**Given task:**
Go through the data below. List every line that holds the word "阶梯孔型像质计像质值的测定".

(Stored records)
......

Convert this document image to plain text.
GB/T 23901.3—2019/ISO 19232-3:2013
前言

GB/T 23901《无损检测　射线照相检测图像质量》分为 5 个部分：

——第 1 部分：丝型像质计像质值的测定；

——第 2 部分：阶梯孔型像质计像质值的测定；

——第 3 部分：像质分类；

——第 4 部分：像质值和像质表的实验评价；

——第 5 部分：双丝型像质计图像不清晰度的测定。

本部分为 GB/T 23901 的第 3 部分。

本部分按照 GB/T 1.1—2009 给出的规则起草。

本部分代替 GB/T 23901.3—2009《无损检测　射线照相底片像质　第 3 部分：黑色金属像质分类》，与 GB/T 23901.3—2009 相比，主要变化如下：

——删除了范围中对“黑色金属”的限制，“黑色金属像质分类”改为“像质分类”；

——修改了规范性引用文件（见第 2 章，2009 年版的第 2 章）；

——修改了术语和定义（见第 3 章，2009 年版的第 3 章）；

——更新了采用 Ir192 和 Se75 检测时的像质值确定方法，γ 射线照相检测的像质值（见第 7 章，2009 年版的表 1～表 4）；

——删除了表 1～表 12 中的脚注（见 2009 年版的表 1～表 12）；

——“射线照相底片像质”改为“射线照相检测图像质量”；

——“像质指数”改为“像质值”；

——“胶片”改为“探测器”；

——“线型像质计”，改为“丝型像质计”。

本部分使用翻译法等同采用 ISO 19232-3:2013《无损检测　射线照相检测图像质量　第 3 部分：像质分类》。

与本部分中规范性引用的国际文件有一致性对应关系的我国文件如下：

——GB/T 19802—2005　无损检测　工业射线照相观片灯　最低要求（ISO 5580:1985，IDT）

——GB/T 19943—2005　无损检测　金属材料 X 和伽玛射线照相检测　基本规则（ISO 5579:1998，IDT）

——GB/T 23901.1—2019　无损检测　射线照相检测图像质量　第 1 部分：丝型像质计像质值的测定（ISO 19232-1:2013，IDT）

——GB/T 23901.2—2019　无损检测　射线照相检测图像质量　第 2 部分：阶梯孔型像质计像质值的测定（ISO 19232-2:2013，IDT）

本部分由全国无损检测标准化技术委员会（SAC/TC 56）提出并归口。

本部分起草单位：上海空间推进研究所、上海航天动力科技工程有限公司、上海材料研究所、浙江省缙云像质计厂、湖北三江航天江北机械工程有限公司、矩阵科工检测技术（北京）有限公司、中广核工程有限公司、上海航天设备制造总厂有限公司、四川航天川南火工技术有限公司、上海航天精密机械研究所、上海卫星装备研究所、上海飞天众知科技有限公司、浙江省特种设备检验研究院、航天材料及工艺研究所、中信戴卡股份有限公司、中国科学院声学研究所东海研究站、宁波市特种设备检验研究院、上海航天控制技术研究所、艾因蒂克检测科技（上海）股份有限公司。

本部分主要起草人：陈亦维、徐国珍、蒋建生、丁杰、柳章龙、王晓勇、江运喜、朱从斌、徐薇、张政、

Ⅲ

......

**Reply to the task:**
——第 2 部分：阶梯孔型像质计像质值的测定；
——GB/T 23901.2—2019　无损检测　射线照相检测图像质量　第 2 部分：阶梯孔型像质计像质值的测定（ISO 19232-2:2013，IDT）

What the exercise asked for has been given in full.